Supplied material:
□ □ □

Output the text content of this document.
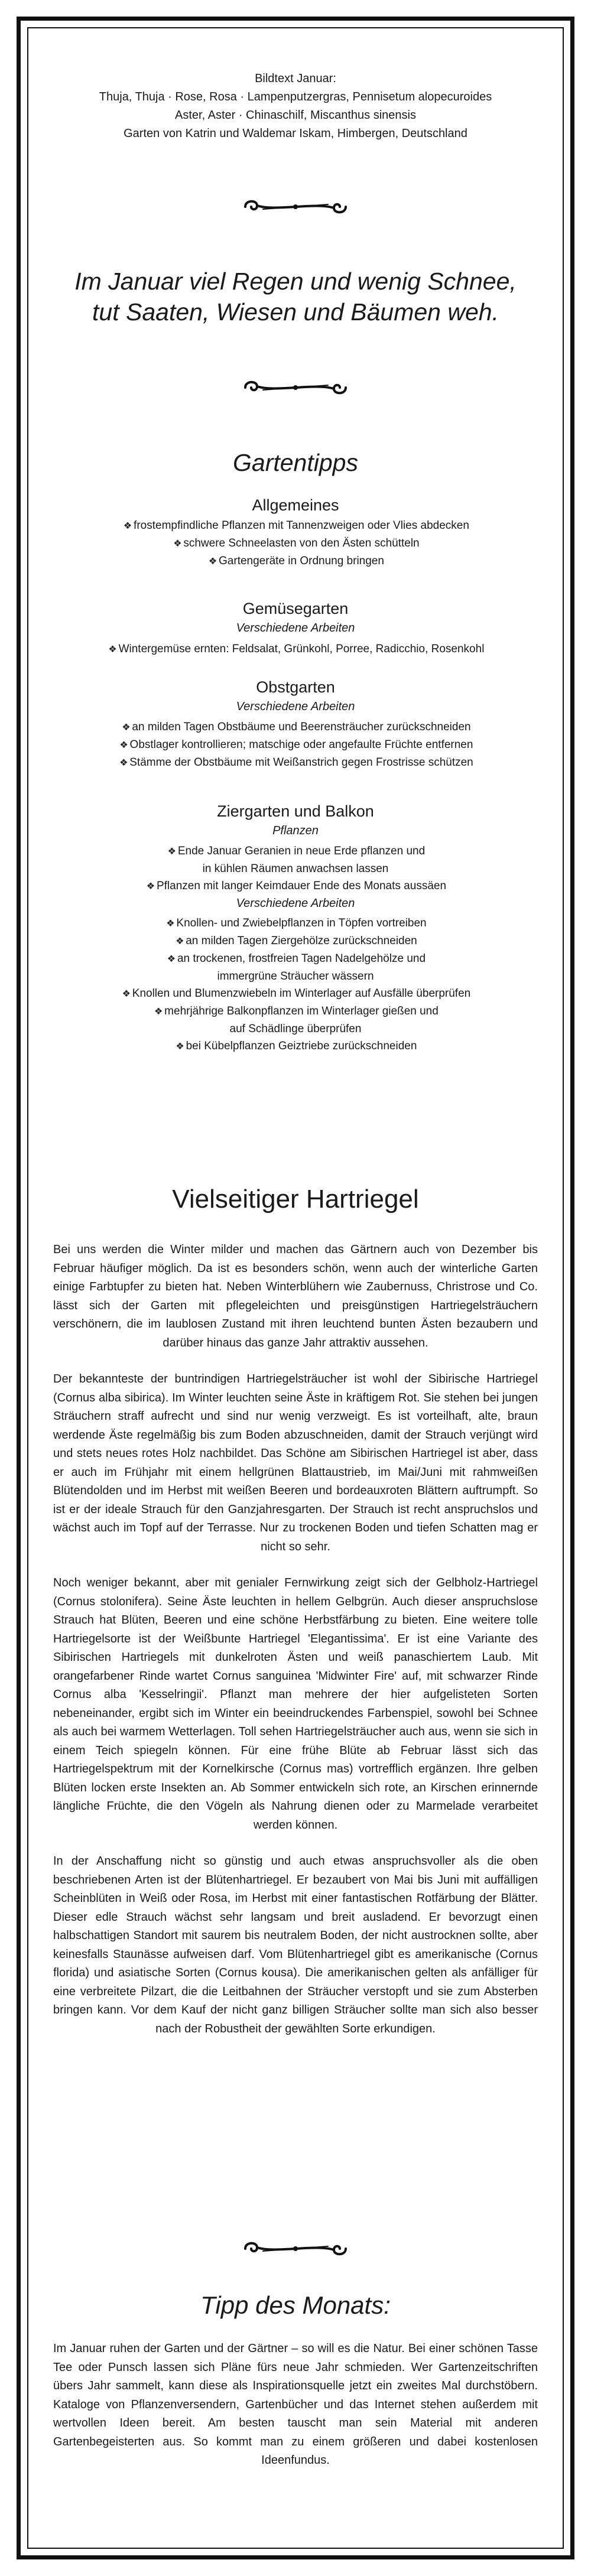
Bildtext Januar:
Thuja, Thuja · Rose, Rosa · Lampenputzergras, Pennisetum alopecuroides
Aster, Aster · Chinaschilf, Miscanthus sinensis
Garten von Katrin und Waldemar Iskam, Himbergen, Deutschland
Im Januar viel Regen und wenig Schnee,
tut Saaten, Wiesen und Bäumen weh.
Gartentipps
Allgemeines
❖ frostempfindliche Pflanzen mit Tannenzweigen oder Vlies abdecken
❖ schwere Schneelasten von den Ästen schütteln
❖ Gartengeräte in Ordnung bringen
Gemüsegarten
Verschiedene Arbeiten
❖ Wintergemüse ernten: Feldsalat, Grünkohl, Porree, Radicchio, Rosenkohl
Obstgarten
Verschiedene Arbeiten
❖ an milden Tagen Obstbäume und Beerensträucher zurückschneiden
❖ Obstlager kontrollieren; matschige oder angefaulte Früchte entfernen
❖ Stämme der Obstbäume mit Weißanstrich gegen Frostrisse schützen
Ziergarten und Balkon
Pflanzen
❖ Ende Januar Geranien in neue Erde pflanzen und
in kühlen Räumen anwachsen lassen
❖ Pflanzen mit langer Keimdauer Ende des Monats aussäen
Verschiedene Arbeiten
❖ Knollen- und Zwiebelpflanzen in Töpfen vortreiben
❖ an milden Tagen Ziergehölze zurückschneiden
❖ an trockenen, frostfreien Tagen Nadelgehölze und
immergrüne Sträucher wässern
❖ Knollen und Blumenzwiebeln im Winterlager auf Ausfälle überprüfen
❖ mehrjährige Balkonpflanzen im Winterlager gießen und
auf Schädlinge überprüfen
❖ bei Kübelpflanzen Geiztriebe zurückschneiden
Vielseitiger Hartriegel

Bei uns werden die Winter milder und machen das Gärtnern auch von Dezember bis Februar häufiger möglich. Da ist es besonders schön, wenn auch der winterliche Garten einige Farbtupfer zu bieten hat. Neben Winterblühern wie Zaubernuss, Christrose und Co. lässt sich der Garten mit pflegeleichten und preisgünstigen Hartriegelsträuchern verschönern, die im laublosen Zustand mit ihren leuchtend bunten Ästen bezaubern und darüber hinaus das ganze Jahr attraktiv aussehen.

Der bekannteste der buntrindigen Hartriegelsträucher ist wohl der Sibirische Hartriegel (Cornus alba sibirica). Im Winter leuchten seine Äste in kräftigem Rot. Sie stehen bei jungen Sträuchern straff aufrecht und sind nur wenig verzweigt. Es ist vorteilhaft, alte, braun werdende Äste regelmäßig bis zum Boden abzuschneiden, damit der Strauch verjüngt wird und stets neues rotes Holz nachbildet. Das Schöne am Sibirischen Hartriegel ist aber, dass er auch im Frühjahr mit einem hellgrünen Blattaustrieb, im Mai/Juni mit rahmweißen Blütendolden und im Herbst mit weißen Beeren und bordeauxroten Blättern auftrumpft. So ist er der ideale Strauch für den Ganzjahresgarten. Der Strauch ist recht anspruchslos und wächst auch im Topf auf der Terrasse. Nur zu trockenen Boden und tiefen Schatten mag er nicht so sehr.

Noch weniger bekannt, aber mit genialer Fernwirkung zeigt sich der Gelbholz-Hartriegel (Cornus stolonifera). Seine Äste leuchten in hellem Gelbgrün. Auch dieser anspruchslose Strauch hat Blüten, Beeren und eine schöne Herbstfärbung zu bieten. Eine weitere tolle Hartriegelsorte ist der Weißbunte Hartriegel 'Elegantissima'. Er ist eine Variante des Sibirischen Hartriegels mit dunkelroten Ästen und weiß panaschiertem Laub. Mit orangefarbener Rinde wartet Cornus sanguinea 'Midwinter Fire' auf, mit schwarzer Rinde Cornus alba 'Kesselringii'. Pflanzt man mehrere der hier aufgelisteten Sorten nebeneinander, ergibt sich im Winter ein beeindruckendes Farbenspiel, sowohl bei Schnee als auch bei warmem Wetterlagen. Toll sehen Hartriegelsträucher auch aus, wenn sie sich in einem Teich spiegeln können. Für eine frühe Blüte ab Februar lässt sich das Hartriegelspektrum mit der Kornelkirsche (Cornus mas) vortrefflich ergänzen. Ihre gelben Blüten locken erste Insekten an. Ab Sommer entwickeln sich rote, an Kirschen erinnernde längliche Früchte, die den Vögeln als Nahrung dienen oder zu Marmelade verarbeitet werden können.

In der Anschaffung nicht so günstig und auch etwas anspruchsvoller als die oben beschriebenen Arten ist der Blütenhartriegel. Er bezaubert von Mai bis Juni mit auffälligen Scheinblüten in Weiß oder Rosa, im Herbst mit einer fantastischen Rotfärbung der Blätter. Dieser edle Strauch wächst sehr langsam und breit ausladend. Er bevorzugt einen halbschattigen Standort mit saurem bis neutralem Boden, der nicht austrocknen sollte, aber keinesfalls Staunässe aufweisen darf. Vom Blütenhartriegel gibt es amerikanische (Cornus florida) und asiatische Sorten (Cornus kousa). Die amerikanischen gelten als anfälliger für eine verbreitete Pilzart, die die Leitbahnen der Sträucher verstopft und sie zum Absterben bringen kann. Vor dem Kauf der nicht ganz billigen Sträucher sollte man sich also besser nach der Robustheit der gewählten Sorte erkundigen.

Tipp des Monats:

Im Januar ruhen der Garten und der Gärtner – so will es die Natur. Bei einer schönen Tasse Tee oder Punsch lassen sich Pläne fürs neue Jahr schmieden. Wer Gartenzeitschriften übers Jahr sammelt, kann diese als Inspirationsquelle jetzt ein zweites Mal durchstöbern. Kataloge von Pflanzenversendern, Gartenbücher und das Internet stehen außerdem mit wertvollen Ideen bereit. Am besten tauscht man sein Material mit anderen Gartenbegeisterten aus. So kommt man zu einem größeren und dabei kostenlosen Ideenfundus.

□ □ □

Given problem:
Write the listing out a second time exactly, dropping all images.

Exercise result:
Output the text content of this document.
Bildtext Januar:
Thuja, Thuja · Rose, Rosa · Lampenputzergras, Pennisetum alopecuroides
Aster, Aster · Chinaschilf, Miscanthus sinensis
Garten von Katrin und Waldemar Iskam, Himbergen, Deutschland
Im Januar viel Regen und wenig Schnee,
tut Saaten, Wiesen und Bäumen weh.
Gartentipps
Allgemeines
❖ frostempfindliche Pflanzen mit Tannenzweigen oder Vlies abdecken
❖ schwere Schneelasten von den Ästen schütteln
❖ Gartengeräte in Ordnung bringen
Gemüsegarten
Verschiedene Arbeiten
❖ Wintergemüse ernten: Feldsalat, Grünkohl, Porree, Radicchio, Rosenkohl
Obstgarten
Verschiedene Arbeiten
❖ an milden Tagen Obstbäume und Beerensträucher zurückschneiden
❖ Obstlager kontrollieren; matschige oder angefaulte Früchte entfernen
❖ Stämme der Obstbäume mit Weißanstrich gegen Frostrisse schützen
Ziergarten und Balkon
Pflanzen
❖ Ende Januar Geranien in neue Erde pflanzen und
in kühlen Räumen anwachsen lassen
❖ Pflanzen mit langer Keimdauer Ende des Monats aussäen
Verschiedene Arbeiten
❖ Knollen- und Zwiebelpflanzen in Töpfen vortreiben
❖ an milden Tagen Ziergehölze zurückschneiden
❖ an trockenen, frostfreien Tagen Nadelgehölze und
immergrüne Sträucher wässern
❖ Knollen und Blumenzwiebeln im Winterlager auf Ausfälle überprüfen
❖ mehrjährige Balkonpflanzen im Winterlager gießen und
auf Schädlinge überprüfen
❖ bei Kübelpflanzen Geiztriebe zurückschneiden
Vielseitiger Hartriegel

Bei uns werden die Winter milder und machen das Gärtnern auch von Dezember bis Februar häufiger möglich. Da ist es besonders schön, wenn auch der winterliche Garten einige Farbtupfer zu bieten hat. Neben Winterblühern wie Zaubernuss, Christrose und Co. lässt sich der Garten mit pflegeleichten und preisgünstigen Hartriegelsträuchern verschönern, die im laublosen Zustand mit ihren leuchtend bunten Ästen bezaubern und darüber hinaus das ganze Jahr attraktiv aussehen.

Der bekannteste der buntrindigen Hartriegelsträucher ist wohl der Sibirische Hartriegel (Cornus alba sibirica). Im Winter leuchten seine Äste in kräftigem Rot. Sie stehen bei jungen Sträuchern straff aufrecht und sind nur wenig verzweigt. Es ist vorteilhaft, alte, braun werdende Äste regelmäßig bis zum Boden abzuschneiden, damit der Strauch verjüngt wird und stets neues rotes Holz nachbildet. Das Schöne am Sibirischen Hartriegel ist aber, dass er auch im Frühjahr mit einem hellgrünen Blattaustrieb, im Mai/Juni mit rahmweißen Blütendolden und im Herbst mit weißen Beeren und bordeauxroten Blättern auftrumpft. So ist er der ideale Strauch für den Ganzjahresgarten. Der Strauch ist recht anspruchslos und wächst auch im Topf auf der Terrasse. Nur zu trockenen Boden und tiefen Schatten mag er nicht so sehr.

Noch weniger bekannt, aber mit genialer Fernwirkung zeigt sich der Gelbholz-Hartriegel (Cornus stolonifera). Seine Äste leuchten in hellem Gelbgrün. Auch dieser anspruchslose Strauch hat Blüten, Beeren und eine schöne Herbstfärbung zu bieten. Eine weitere tolle Hartriegelsorte ist der Weißbunte Hartriegel 'Elegantissima'. Er ist eine Variante des Sibirischen Hartriegels mit dunkelroten Ästen und weiß panaschiertem Laub. Mit orangefarbener Rinde wartet Cornus sanguinea 'Midwinter Fire' auf, mit schwarzer Rinde Cornus alba 'Kesselringii'. Pflanzt man mehrere der hier aufgelisteten Sorten nebeneinander, ergibt sich im Winter ein beeindruckendes Farbenspiel, sowohl bei Schnee als auch bei warmem Wetterlagen. Toll sehen Hartriegelsträucher auch aus, wenn sie sich in einem Teich spiegeln können. Für eine frühe Blüte ab Februar lässt sich das Hartriegelspektrum mit der Kornelkirsche (Cornus mas) vortrefflich ergänzen. Ihre gelben Blüten locken erste Insekten an. Ab Sommer entwickeln sich rote, an Kirschen erinnernde längliche Früchte, die den Vögeln als Nahrung dienen oder zu Marmelade verarbeitet werden können.

In der Anschaffung nicht so günstig und auch etwas anspruchsvoller als die oben beschriebenen Arten ist der Blütenhartriegel. Er bezaubert von Mai bis Juni mit auffälligen Scheinblüten in Weiß oder Rosa, im Herbst mit einer fantastischen Rotfärbung der Blätter. Dieser edle Strauch wächst sehr langsam und breit ausladend. Er bevorzugt einen halbschattigen Standort mit saurem bis neutralem Boden, der nicht austrocknen sollte, aber keinesfalls Staunässe aufweisen darf. Vom Blütenhartriegel gibt es amerikanische (Cornus florida) und asiatische Sorten (Cornus kousa). Die amerikanischen gelten als anfälliger für eine verbreitete Pilzart, die die Leitbahnen der Sträucher verstopft und sie zum Absterben bringen kann. Vor dem Kauf der nicht ganz billigen Sträucher sollte man sich also besser nach der Robustheit der gewählten Sorte erkundigen.

Tipp des Monats:

Im Januar ruhen der Garten und der Gärtner – so will es die Natur. Bei einer schönen Tasse Tee oder Punsch lassen sich Pläne fürs neue Jahr schmieden. Wer Gartenzeitschriften übers Jahr sammelt, kann diese als Inspirationsquelle jetzt ein zweites Mal durchstöbern. Kataloge von Pflanzenversendern, Gartenbücher und das Internet stehen außerdem mit wertvollen Ideen bereit. Am besten tauscht man sein Material mit anderen Gartenbegeisterten aus. So kommt man zu einem größeren und dabei kostenlosen Ideenfundus.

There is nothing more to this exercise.